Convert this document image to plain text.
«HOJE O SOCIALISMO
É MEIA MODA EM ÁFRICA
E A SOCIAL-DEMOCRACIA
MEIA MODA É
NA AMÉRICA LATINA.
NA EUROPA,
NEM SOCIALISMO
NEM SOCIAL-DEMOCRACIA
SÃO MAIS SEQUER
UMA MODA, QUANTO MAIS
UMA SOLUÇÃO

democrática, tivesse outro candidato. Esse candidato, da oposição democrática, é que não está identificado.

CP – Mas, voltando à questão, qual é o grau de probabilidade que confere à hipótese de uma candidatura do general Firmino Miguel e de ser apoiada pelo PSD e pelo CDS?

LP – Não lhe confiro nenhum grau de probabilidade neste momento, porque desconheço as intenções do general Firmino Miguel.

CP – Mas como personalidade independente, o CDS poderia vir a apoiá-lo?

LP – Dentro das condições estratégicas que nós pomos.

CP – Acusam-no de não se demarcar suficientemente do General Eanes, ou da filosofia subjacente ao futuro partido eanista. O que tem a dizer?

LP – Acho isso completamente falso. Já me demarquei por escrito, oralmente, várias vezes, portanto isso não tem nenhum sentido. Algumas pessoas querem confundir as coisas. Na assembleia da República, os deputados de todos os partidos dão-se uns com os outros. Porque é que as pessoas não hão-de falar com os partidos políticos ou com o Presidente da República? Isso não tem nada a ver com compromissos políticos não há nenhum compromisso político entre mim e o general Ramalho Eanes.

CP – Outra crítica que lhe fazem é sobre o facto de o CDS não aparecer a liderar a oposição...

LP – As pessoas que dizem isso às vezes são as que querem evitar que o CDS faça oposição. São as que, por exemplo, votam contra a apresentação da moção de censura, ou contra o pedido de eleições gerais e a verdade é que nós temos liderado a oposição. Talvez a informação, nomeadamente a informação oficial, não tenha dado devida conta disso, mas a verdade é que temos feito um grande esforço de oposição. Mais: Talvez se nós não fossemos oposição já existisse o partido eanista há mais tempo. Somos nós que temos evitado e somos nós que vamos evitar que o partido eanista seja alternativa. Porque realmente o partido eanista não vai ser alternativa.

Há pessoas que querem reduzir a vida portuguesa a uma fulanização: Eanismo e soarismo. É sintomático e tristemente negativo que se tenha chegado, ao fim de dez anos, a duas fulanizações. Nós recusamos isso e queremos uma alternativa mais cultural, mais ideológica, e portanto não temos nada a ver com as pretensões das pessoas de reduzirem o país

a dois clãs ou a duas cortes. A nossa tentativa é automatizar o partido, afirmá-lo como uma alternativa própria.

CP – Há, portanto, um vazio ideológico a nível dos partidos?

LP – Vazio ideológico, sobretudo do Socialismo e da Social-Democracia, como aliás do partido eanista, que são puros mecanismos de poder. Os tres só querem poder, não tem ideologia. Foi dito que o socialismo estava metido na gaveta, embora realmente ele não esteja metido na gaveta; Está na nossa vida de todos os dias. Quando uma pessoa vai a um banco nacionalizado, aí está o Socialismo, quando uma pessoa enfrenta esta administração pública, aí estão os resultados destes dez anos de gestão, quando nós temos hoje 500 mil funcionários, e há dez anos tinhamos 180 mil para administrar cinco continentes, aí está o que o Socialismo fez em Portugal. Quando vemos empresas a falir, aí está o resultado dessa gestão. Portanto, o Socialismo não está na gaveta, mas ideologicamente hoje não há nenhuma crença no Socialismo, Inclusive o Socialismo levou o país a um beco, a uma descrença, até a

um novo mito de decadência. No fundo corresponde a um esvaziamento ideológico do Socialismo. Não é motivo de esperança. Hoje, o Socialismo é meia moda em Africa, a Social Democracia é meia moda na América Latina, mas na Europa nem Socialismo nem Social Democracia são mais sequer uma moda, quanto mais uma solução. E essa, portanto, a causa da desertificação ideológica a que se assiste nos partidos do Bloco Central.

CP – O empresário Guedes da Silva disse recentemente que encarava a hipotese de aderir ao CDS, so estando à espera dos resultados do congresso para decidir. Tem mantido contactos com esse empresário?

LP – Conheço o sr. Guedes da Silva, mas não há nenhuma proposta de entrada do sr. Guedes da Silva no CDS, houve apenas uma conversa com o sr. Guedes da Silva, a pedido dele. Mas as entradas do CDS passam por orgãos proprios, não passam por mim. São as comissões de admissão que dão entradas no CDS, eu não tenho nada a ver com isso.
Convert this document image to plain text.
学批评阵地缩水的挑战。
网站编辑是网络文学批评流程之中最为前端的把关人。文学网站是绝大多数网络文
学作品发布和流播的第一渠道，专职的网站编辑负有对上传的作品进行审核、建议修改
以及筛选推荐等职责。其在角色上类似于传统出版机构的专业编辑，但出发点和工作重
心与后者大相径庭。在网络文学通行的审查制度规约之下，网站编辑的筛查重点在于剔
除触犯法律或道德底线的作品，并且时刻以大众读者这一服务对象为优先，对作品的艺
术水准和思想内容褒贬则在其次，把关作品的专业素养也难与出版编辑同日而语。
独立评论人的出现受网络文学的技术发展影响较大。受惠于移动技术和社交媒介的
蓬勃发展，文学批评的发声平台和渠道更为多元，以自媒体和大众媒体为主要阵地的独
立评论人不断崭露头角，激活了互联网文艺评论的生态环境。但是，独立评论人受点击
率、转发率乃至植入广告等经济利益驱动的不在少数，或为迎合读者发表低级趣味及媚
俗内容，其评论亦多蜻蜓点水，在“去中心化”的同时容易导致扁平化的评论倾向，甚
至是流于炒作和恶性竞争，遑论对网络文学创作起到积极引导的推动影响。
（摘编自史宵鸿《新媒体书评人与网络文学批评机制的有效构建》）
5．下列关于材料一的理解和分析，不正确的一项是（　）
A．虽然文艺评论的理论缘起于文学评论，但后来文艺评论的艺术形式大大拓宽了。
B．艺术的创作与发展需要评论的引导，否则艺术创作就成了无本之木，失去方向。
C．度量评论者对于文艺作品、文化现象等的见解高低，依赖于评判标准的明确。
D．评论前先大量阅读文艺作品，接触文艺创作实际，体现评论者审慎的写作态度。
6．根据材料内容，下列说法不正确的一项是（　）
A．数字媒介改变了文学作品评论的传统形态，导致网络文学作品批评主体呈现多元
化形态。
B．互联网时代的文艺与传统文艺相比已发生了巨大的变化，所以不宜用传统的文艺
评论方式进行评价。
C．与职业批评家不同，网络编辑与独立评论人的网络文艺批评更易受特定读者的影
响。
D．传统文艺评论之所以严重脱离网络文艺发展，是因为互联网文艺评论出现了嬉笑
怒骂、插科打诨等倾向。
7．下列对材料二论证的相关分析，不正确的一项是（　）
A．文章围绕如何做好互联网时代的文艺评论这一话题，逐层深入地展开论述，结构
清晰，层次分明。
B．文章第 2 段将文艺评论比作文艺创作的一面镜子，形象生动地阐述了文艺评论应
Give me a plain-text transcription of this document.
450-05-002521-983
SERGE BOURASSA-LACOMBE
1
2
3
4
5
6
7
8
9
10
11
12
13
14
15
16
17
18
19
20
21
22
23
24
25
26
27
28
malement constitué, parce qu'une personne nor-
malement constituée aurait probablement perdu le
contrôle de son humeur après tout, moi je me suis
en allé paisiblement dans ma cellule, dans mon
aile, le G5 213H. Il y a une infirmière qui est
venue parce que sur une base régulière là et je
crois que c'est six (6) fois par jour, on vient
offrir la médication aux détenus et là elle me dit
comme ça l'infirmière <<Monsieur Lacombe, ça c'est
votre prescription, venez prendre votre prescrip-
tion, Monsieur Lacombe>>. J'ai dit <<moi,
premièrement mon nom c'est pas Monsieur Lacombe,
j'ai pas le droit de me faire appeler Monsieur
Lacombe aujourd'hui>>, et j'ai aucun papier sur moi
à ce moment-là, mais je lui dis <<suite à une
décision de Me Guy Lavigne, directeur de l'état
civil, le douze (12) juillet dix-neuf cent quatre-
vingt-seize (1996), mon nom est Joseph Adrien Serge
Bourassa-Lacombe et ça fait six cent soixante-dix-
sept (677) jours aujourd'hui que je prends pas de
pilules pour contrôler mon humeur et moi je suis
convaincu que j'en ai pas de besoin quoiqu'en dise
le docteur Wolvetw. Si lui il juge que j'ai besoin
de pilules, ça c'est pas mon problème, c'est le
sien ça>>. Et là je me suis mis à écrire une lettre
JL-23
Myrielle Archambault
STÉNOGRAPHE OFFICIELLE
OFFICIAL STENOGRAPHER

TO DO: Take every line from the one containing "Give me a plain-text" to the end of the listing and output it exactly, with nothing else.

EXERCISE ANSWER:
Give me a plain-text transcription of this document.
450-05-002521-983
SERGE BOURASSA-LACOMBE
1
2
3
4
5
6
7
8
9
10
11
12
13
14
15
16
17
18
19
20
21
22
23
24
25
26
27
28
malement constitué, parce qu'une personne nor-
malement constituée aurait probablement perdu le
contrôle de son humeur après tout, moi je me suis
en allé paisiblement dans ma cellule, dans mon
aile, le G5 213H. Il y a une infirmière qui est
venue parce que sur une base régulière là et je
crois que c'est six (6) fois par jour, on vient
offrir la médication aux détenus et là elle me dit
comme ça l'infirmière <<Monsieur Lacombe, ça c'est
votre prescription, venez prendre votre prescrip-
tion, Monsieur Lacombe>>. J'ai dit <<moi,
premièrement mon nom c'est pas Monsieur Lacombe,
j'ai pas le droit de me faire appeler Monsieur
Lacombe aujourd'hui>>, et j'ai aucun papier sur moi
à ce moment-là, mais je lui dis <<suite à une
décision de Me Guy Lavigne, directeur de l'état
civil, le douze (12) juillet dix-neuf cent quatre-
vingt-seize (1996), mon nom est Joseph Adrien Serge
Bourassa-Lacombe et ça fait six cent soixante-dix-
sept (677) jours aujourd'hui que je prends pas de
pilules pour contrôler mon humeur et moi je suis
convaincu que j'en ai pas de besoin quoiqu'en dise
le docteur Wolvetw. Si lui il juge que j'ai besoin
de pilules, ça c'est pas mon problème, c'est le
sien ça>>. Et là je me suis mis à écrire une lettre
JL-23
Myrielle Archambault
STÉNOGRAPHE OFFICIELLE
OFFICIAL STENOGRAPHER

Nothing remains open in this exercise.